▶ [Dataset rows]
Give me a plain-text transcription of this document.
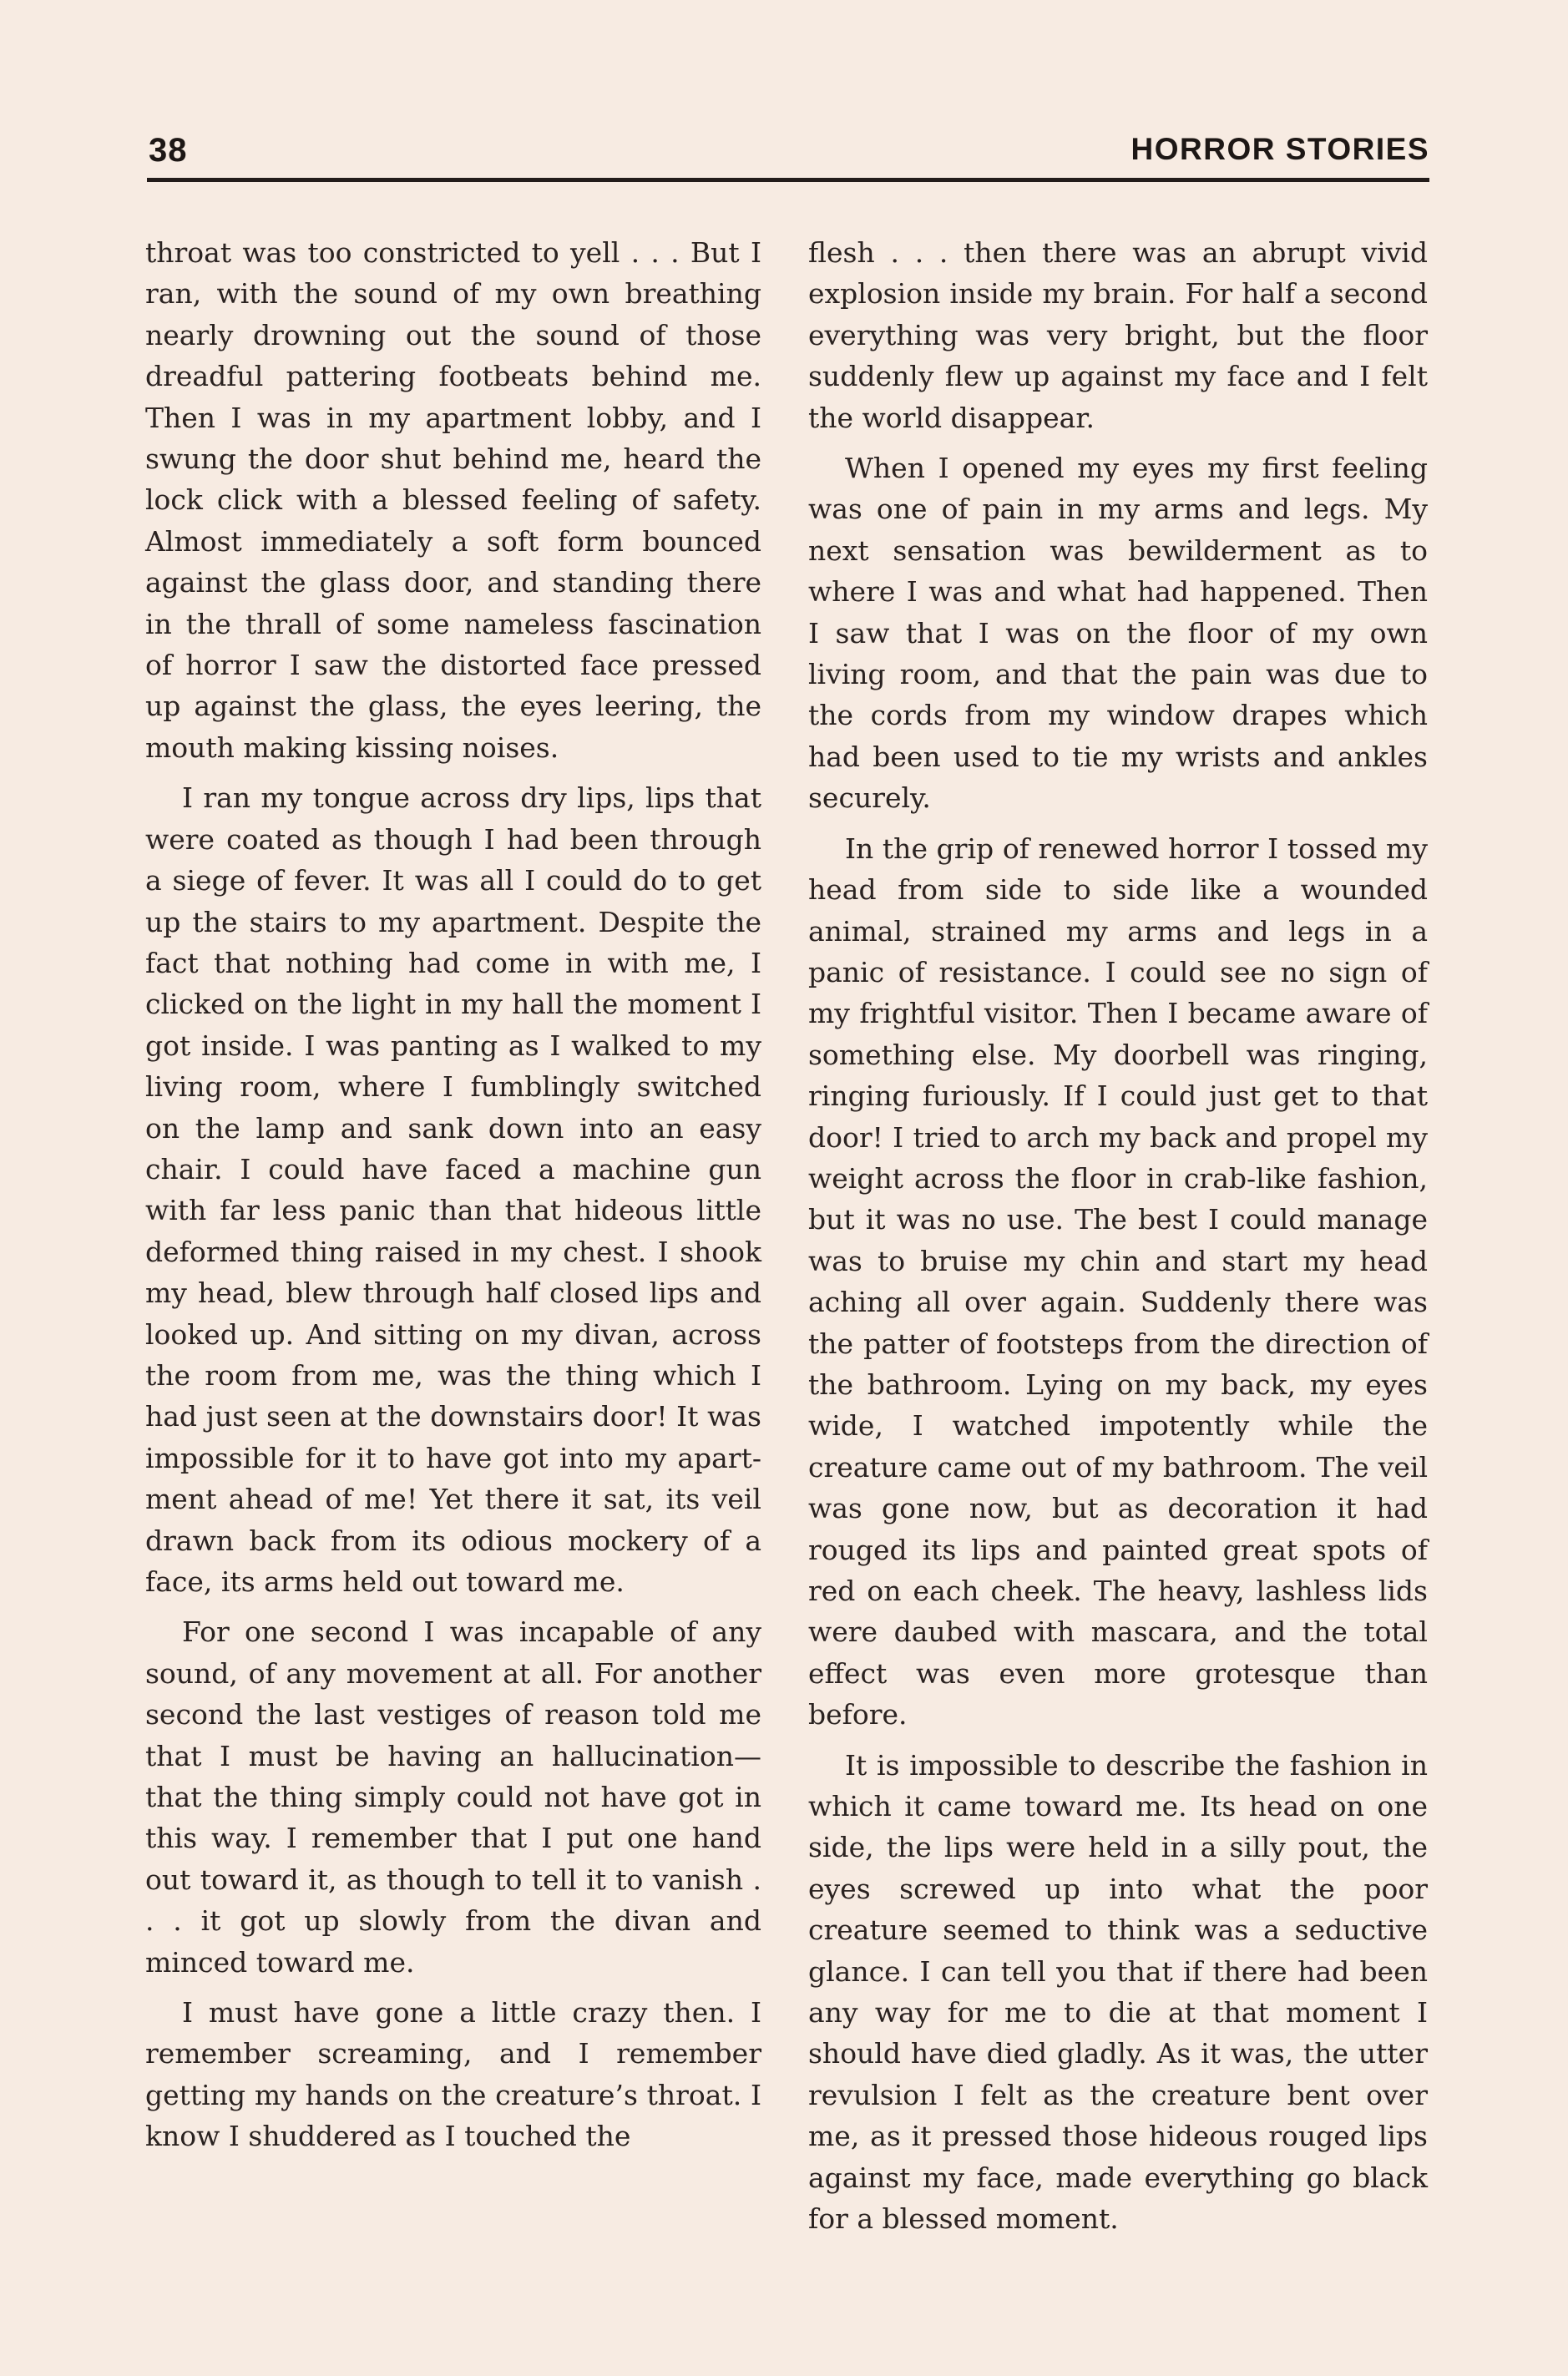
38	HORROR STORIES

throat was too constricted to yell . . . But I ran, with the sound of my own breathing nearly drowning out the sound of those dreadful pattering footbeats behind me. Then I was in my apartment lobby, and I swung the door shut behind me, heard the lock click with a blessed feeling of safety. Almost immediately a soft form bounced against the glass door, and standing there in the thrall of some nameless fascination of horror I saw the distorted face pressed up against the glass, the eyes leering, the mouth making kissing noises.

I ran my tongue across dry lips, lips that were coated as though I had been through a siege of fever. It was all I could do to get up the stairs to my apartment. Despite the fact that nothing had come in with me, I clicked on the light in my hall the moment I got inside. I was panting as I walked to my living room, where I fumblingly switched on the lamp and sank down into an easy chair. I could have faced a machine gun with far less panic than that hideous little deformed thing raised in my chest. I shook my head, blew through half closed lips and looked up. And sitting on my divan, across the room from me, was the thing which I had just seen at the downstairs door! It was impossible for it to have got into my apartment ahead of me! Yet there it sat, its veil drawn back from its odious mockery of a face, its arms held out toward me.

For one second I was incapable of any sound, of any movement at all. For another second the last vestiges of reason told me that I must be having an hallucination—that the thing simply could not have got in this way. I remember that I put one hand out toward it, as though to tell it to vanish . . . it got up slowly from the divan and minced toward me.

I must have gone a little crazy then. I remember screaming, and I remember getting my hands on the creature’s throat. I know I shuddered as I touched the

flesh . . . then there was an abrupt vivid explosion inside my brain. For half a second everything was very bright, but the floor suddenly flew up against my face and I felt the world disappear.

When I opened my eyes my first feeling was one of pain in my arms and legs. My next sensation was bewilderment as to where I was and what had happened. Then I saw that I was on the floor of my own living room, and that the pain was due to the cords from my window drapes which had been used to tie my wrists and ankles securely.

In the grip of renewed horror I tossed my head from side to side like a wounded animal, strained my arms and legs in a panic of resistance. I could see no sign of my frightful visitor. Then I became aware of something else. My doorbell was ringing, ringing furiously. If I could just get to that door! I tried to arch my back and propel my weight across the floor in crab-like fashion, but it was no use. The best I could manage was to bruise my chin and start my head aching all over again. Suddenly there was the patter of footsteps from the direction of the bathroom. Lying on my back, my eyes wide, I watched impotently while the creature came out of my bathroom. The veil was gone now, but as decoration it had rouged its lips and painted great spots of red on each cheek. The heavy, lashless lids were daubed with mascara, and the total effect was even more grotesque than before.

It is impossible to describe the fashion in which it came toward me. Its head on one side, the lips were held in a silly pout, the eyes screwed up into what the poor creature seemed to think was a seductive glance. I can tell you that if there had been any way for me to die at that moment I should have died gladly. As it was, the utter revulsion I felt as the creature bent over me, as it pressed those hideous rouged lips against my face, made everything go black for a blessed moment.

▶ [Direction] Can the entries above be repeated exactly, without their pictures?

▶ [The completed task]
Give me a plain-text transcription of this document.
38	HORROR STORIES

throat was too constricted to yell . . . But I ran, with the sound of my own breathing nearly drowning out the sound of those dreadful pattering footbeats behind me. Then I was in my apartment lobby, and I swung the door shut behind me, heard the lock click with a blessed feeling of safety. Almost immediately a soft form bounced against the glass door, and standing there in the thrall of some nameless fascination of horror I saw the distorted face pressed up against the glass, the eyes leering, the mouth making kissing noises.

I ran my tongue across dry lips, lips that were coated as though I had been through a siege of fever. It was all I could do to get up the stairs to my apartment. Despite the fact that nothing had come in with me, I clicked on the light in my hall the moment I got inside. I was panting as I walked to my living room, where I fumblingly switched on the lamp and sank down into an easy chair. I could have faced a machine gun with far less panic than that hideous little deformed thing raised in my chest. I shook my head, blew through half closed lips and looked up. And sitting on my divan, across the room from me, was the thing which I had just seen at the downstairs door! It was impossible for it to have got into my apartment ahead of me! Yet there it sat, its veil drawn back from its odious mockery of a face, its arms held out toward me.

For one second I was incapable of any sound, of any movement at all. For another second the last vestiges of reason told me that I must be having an hallucination—that the thing simply could not have got in this way. I remember that I put one hand out toward it, as though to tell it to vanish . . . it got up slowly from the divan and minced toward me.

I must have gone a little crazy then. I remember screaming, and I remember getting my hands on the creature’s throat. I know I shuddered as I touched the

flesh . . . then there was an abrupt vivid explosion inside my brain. For half a second everything was very bright, but the floor suddenly flew up against my face and I felt the world disappear.

When I opened my eyes my first feeling was one of pain in my arms and legs. My next sensation was bewilderment as to where I was and what had happened. Then I saw that I was on the floor of my own living room, and that the pain was due to the cords from my window drapes which had been used to tie my wrists and ankles securely.

In the grip of renewed horror I tossed my head from side to side like a wounded animal, strained my arms and legs in a panic of resistance. I could see no sign of my frightful visitor. Then I became aware of something else. My doorbell was ringing, ringing furiously. If I could just get to that door! I tried to arch my back and propel my weight across the floor in crab-like fashion, but it was no use. The best I could manage was to bruise my chin and start my head aching all over again. Suddenly there was the patter of footsteps from the direction of the bathroom. Lying on my back, my eyes wide, I watched impotently while the creature came out of my bathroom. The veil was gone now, but as decoration it had rouged its lips and painted great spots of red on each cheek. The heavy, lashless lids were daubed with mascara, and the total effect was even more grotesque than before.

It is impossible to describe the fashion in which it came toward me. Its head on one side, the lips were held in a silly pout, the eyes screwed up into what the poor creature seemed to think was a seductive glance. I can tell you that if there had been any way for me to die at that moment I should have died gladly. As it was, the utter revulsion I felt as the creature bent over me, as it pressed those hideous rouged lips against my face, made everything go black for a blessed moment.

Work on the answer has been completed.